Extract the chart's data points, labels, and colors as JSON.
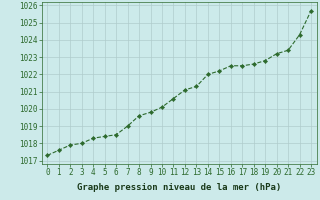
{
  "x": [
    0,
    1,
    2,
    3,
    4,
    5,
    6,
    7,
    8,
    9,
    10,
    11,
    12,
    13,
    14,
    15,
    16,
    17,
    18,
    19,
    20,
    21,
    22,
    23
  ],
  "y": [
    1017.3,
    1017.6,
    1017.9,
    1018.0,
    1018.3,
    1018.4,
    1018.5,
    1019.0,
    1019.6,
    1019.8,
    1020.1,
    1020.6,
    1021.1,
    1021.3,
    1022.0,
    1022.2,
    1022.5,
    1022.5,
    1022.6,
    1022.8,
    1023.2,
    1023.4,
    1024.3,
    1025.7
  ],
  "ylim": [
    1016.8,
    1026.2
  ],
  "yticks": [
    1017,
    1018,
    1019,
    1020,
    1021,
    1022,
    1023,
    1024,
    1025,
    1026
  ],
  "xticks": [
    0,
    1,
    2,
    3,
    4,
    5,
    6,
    7,
    8,
    9,
    10,
    11,
    12,
    13,
    14,
    15,
    16,
    17,
    18,
    19,
    20,
    21,
    22,
    23
  ],
  "xlabel": "Graphe pression niveau de la mer (hPa)",
  "line_color": "#2d6a2d",
  "marker": "D",
  "marker_size": 2.2,
  "bg_color": "#cceaea",
  "grid_color": "#b0cccc",
  "tick_fontsize": 5.5,
  "label_fontsize": 6.5
}
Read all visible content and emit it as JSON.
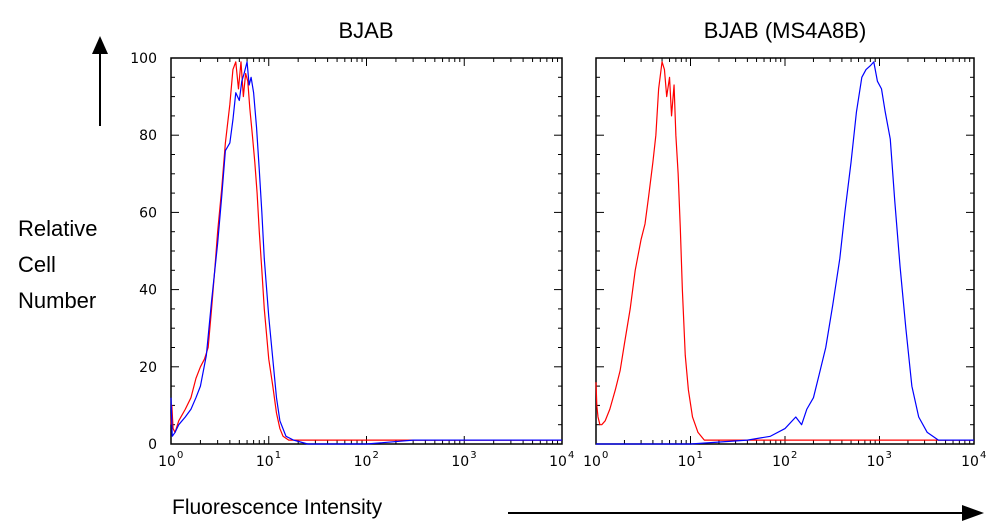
{
  "chart_data": [
    {
      "type": "line",
      "title": "BJAB",
      "ylabel_lines": [
        "Relative",
        "Cell",
        "Number"
      ],
      "xlabel": "Fluorescence Intensity",
      "x_scale": "log",
      "xlim": [
        1,
        10000
      ],
      "ylim": [
        0,
        100
      ],
      "y_ticks": [
        "0",
        "20",
        "40",
        "60",
        "80",
        "100"
      ],
      "x_ticks": [
        {
          "base": "10",
          "exp": "0"
        },
        {
          "base": "10",
          "exp": "1"
        },
        {
          "base": "10",
          "exp": "2"
        },
        {
          "base": "10",
          "exp": "3"
        },
        {
          "base": "10",
          "exp": "4"
        }
      ],
      "grid": false,
      "series": [
        {
          "color": "#ff0000",
          "x": [
            1.0,
            1.02,
            1.05,
            1.1,
            1.2,
            1.4,
            1.6,
            1.8,
            2.0,
            2.2,
            2.4,
            2.6,
            2.8,
            3.0,
            3.3,
            3.6,
            4.0,
            4.3,
            4.6,
            4.9,
            5.2,
            5.5,
            5.8,
            6.1,
            6.4,
            6.8,
            7.2,
            7.6,
            8.0,
            8.5,
            9.0,
            10.0,
            11.0,
            12.0,
            13.0,
            14.0,
            16.0,
            20.0,
            50.0,
            100.0,
            1000.0,
            10000.0
          ],
          "y": [
            5,
            10,
            4,
            3,
            6,
            9,
            12,
            17,
            20,
            22,
            25,
            35,
            45,
            55,
            66,
            78,
            88,
            97,
            99,
            92,
            99,
            90,
            96,
            94,
            87,
            80,
            73,
            65,
            55,
            45,
            35,
            22,
            15,
            8,
            4,
            2,
            1,
            1,
            1,
            1,
            1,
            1
          ]
        },
        {
          "color": "#0000ff",
          "x": [
            1.0,
            1.03,
            1.1,
            1.2,
            1.4,
            1.6,
            1.8,
            2.0,
            2.3,
            2.6,
            3.0,
            3.3,
            3.6,
            4.0,
            4.3,
            4.6,
            5.0,
            5.3,
            5.6,
            6.0,
            6.3,
            6.6,
            7.0,
            7.5,
            8.0,
            8.5,
            9.0,
            10.0,
            11.0,
            12.0,
            13.0,
            15.0,
            18.0,
            25.0,
            100.0,
            300.0,
            1000.0,
            10000.0
          ],
          "y": [
            12,
            2,
            3,
            5,
            7,
            9,
            12,
            15,
            23,
            37,
            52,
            64,
            76,
            78,
            84,
            91,
            89,
            94,
            96,
            99,
            93,
            95,
            91,
            82,
            71,
            60,
            48,
            33,
            22,
            12,
            6,
            2,
            1,
            0,
            0,
            1,
            1,
            1
          ]
        }
      ]
    },
    {
      "type": "line",
      "title": "BJAB (MS4A8B)",
      "x_scale": "log",
      "xlim": [
        1,
        10000
      ],
      "ylim": [
        0,
        100
      ],
      "x_ticks": [
        {
          "base": "10",
          "exp": "0"
        },
        {
          "base": "10",
          "exp": "1"
        },
        {
          "base": "10",
          "exp": "2"
        },
        {
          "base": "10",
          "exp": "3"
        },
        {
          "base": "10",
          "exp": "4"
        }
      ],
      "grid": false,
      "series": [
        {
          "color": "#ff0000",
          "x": [
            1.0,
            1.02,
            1.05,
            1.1,
            1.15,
            1.25,
            1.4,
            1.6,
            1.8,
            2.0,
            2.3,
            2.6,
            3.0,
            3.3,
            3.6,
            4.0,
            4.3,
            4.6,
            5.0,
            5.3,
            5.6,
            6.0,
            6.3,
            6.7,
            7.0,
            7.4,
            7.8,
            8.2,
            8.8,
            9.5,
            10.5,
            12.0,
            14.0,
            20.0,
            50.0,
            100.0,
            1000.0,
            10000.0
          ],
          "y": [
            16,
            10,
            7,
            5,
            5,
            6,
            9,
            14,
            19,
            26,
            35,
            45,
            53,
            57,
            64,
            73,
            80,
            92,
            99,
            97,
            90,
            95,
            85,
            93,
            80,
            70,
            56,
            40,
            23,
            14,
            7,
            3,
            1,
            1,
            1,
            1,
            1,
            1
          ]
        },
        {
          "color": "#0000ff",
          "x": [
            1.0,
            10.0,
            40.0,
            70.0,
            100.0,
            130.0,
            150.0,
            170.0,
            200.0,
            230.0,
            270.0,
            320.0,
            380.0,
            430.0,
            500.0,
            570.0,
            650.0,
            720.0,
            800.0,
            870.0,
            950.0,
            1050.0,
            1150.0,
            1300.0,
            1450.0,
            1650.0,
            1900.0,
            2200.0,
            2600.0,
            3200.0,
            4200.0,
            10000.0
          ],
          "y": [
            0,
            0,
            1,
            2,
            4,
            7,
            5,
            9,
            12,
            18,
            25,
            36,
            48,
            60,
            73,
            86,
            95,
            97,
            98,
            99,
            94,
            92,
            86,
            79,
            63,
            46,
            30,
            15,
            7,
            3,
            1,
            1
          ]
        }
      ]
    }
  ]
}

__What you will do__
Your copy should repeat each entry above exactly but contain no pictures.

__Output for this exercise__
Extract the chart's data points, labels, and colors as JSON.
{
  "x": [
    0,
    1,
    2,
    3,
    4,
    5,
    6,
    7,
    8,
    9,
    10,
    11,
    12,
    13,
    14,
    15,
    16,
    17,
    18,
    19,
    20,
    21,
    22,
    23
  ],
  "y": [
    1017.3,
    1017.6,
    1017.9,
    1018.0,
    1018.3,
    1018.4,
    1018.5,
    1019.0,
    1019.6,
    1019.8,
    1020.1,
    1020.6,
    1021.1,
    1021.3,
    1022.0,
    1022.2,
    1022.5,
    1022.5,
    1022.6,
    1022.8,
    1023.2,
    1023.4,
    1024.3,
    1025.7
  ],
  "ylim": [
    1016.8,
    1026.2
  ],
  "yticks": [
    1017,
    1018,
    1019,
    1020,
    1021,
    1022,
    1023,
    1024,
    1025,
    1026
  ],
  "xticks": [
    0,
    1,
    2,
    3,
    4,
    5,
    6,
    7,
    8,
    9,
    10,
    11,
    12,
    13,
    14,
    15,
    16,
    17,
    18,
    19,
    20,
    21,
    22,
    23
  ],
  "xlabel": "Graphe pression niveau de la mer (hPa)",
  "line_color": "#2d6a2d",
  "marker": "D",
  "marker_size": 2.2,
  "bg_color": "#cceaea",
  "grid_color": "#b0cccc",
  "tick_fontsize": 5.5,
  "label_fontsize": 6.5
}
Read all visible content and emit it as JSON.
{
  "chart_data": [
    {
      "type": "line",
      "title": "BJAB",
      "ylabel_lines": [
        "Relative",
        "Cell",
        "Number"
      ],
      "xlabel": "Fluorescence Intensity",
      "x_scale": "log",
      "xlim": [
        1,
        10000
      ],
      "ylim": [
        0,
        100
      ],
      "y_ticks": [
        "0",
        "20",
        "40",
        "60",
        "80",
        "100"
      ],
      "x_ticks": [
        {
          "base": "10",
          "exp": "0"
        },
        {
          "base": "10",
          "exp": "1"
        },
        {
          "base": "10",
          "exp": "2"
        },
        {
          "base": "10",
          "exp": "3"
        },
        {
          "base": "10",
          "exp": "4"
        }
      ],
      "grid": false,
      "series": [
        {
          "color": "#ff0000",
          "x": [
            1.0,
            1.02,
            1.05,
            1.1,
            1.2,
            1.4,
            1.6,
            1.8,
            2.0,
            2.2,
            2.4,
            2.6,
            2.8,
            3.0,
            3.3,
            3.6,
            4.0,
            4.3,
            4.6,
            4.9,
            5.2,
            5.5,
            5.8,
            6.1,
            6.4,
            6.8,
            7.2,
            7.6,
            8.0,
            8.5,
            9.0,
            10.0,
            11.0,
            12.0,
            13.0,
            14.0,
            16.0,
            20.0,
            50.0,
            100.0,
            1000.0,
            10000.0
          ],
          "y": [
            5,
            10,
            4,
            3,
            6,
            9,
            12,
            17,
            20,
            22,
            25,
            35,
            45,
            55,
            66,
            78,
            88,
            97,
            99,
            92,
            99,
            90,
            96,
            94,
            87,
            80,
            73,
            65,
            55,
            45,
            35,
            22,
            15,
            8,
            4,
            2,
            1,
            1,
            1,
            1,
            1,
            1
          ]
        },
        {
          "color": "#0000ff",
          "x": [
            1.0,
            1.03,
            1.1,
            1.2,
            1.4,
            1.6,
            1.8,
            2.0,
            2.3,
            2.6,
            3.0,
            3.3,
            3.6,
            4.0,
            4.3,
            4.6,
            5.0,
            5.3,
            5.6,
            6.0,
            6.3,
            6.6,
            7.0,
            7.5,
            8.0,
            8.5,
            9.0,
            10.0,
            11.0,
            12.0,
            13.0,
            15.0,
            18.0,
            25.0,
            100.0,
            300.0,
            1000.0,
            10000.0
          ],
          "y": [
            12,
            2,
            3,
            5,
            7,
            9,
            12,
            15,
            23,
            37,
            52,
            64,
            76,
            78,
            84,
            91,
            89,
            94,
            96,
            99,
            93,
            95,
            91,
            82,
            71,
            60,
            48,
            33,
            22,
            12,
            6,
            2,
            1,
            0,
            0,
            1,
            1,
            1
          ]
        }
      ]
    },
    {
      "type": "line",
      "title": "BJAB (MS4A8B)",
      "x_scale": "log",
      "xlim": [
        1,
        10000
      ],
      "ylim": [
        0,
        100
      ],
      "x_ticks": [
        {
          "base": "10",
          "exp": "0"
        },
        {
          "base": "10",
          "exp": "1"
        },
        {
          "base": "10",
          "exp": "2"
        },
        {
          "base": "10",
          "exp": "3"
        },
        {
          "base": "10",
          "exp": "4"
        }
      ],
      "grid": false,
      "series": [
        {
          "color": "#ff0000",
          "x": [
            1.0,
            1.02,
            1.05,
            1.1,
            1.15,
            1.25,
            1.4,
            1.6,
            1.8,
            2.0,
            2.3,
            2.6,
            3.0,
            3.3,
            3.6,
            4.0,
            4.3,
            4.6,
            5.0,
            5.3,
            5.6,
            6.0,
            6.3,
            6.7,
            7.0,
            7.4,
            7.8,
            8.2,
            8.8,
            9.5,
            10.5,
            12.0,
            14.0,
            20.0,
            50.0,
            100.0,
            1000.0,
            10000.0
          ],
          "y": [
            16,
            10,
            7,
            5,
            5,
            6,
            9,
            14,
            19,
            26,
            35,
            45,
            53,
            57,
            64,
            73,
            80,
            92,
            99,
            97,
            90,
            95,
            85,
            93,
            80,
            70,
            56,
            40,
            23,
            14,
            7,
            3,
            1,
            1,
            1,
            1,
            1,
            1
          ]
        },
        {
          "color": "#0000ff",
          "x": [
            1.0,
            10.0,
            40.0,
            70.0,
            100.0,
            130.0,
            150.0,
            170.0,
            200.0,
            230.0,
            270.0,
            320.0,
            380.0,
            430.0,
            500.0,
            570.0,
            650.0,
            720.0,
            800.0,
            870.0,
            950.0,
            1050.0,
            1150.0,
            1300.0,
            1450.0,
            1650.0,
            1900.0,
            2200.0,
            2600.0,
            3200.0,
            4200.0,
            10000.0
          ],
          "y": [
            0,
            0,
            1,
            2,
            4,
            7,
            5,
            9,
            12,
            18,
            25,
            36,
            48,
            60,
            73,
            86,
            95,
            97,
            98,
            99,
            94,
            92,
            86,
            79,
            63,
            46,
            30,
            15,
            7,
            3,
            1,
            1
          ]
        }
      ]
    }
  ]
}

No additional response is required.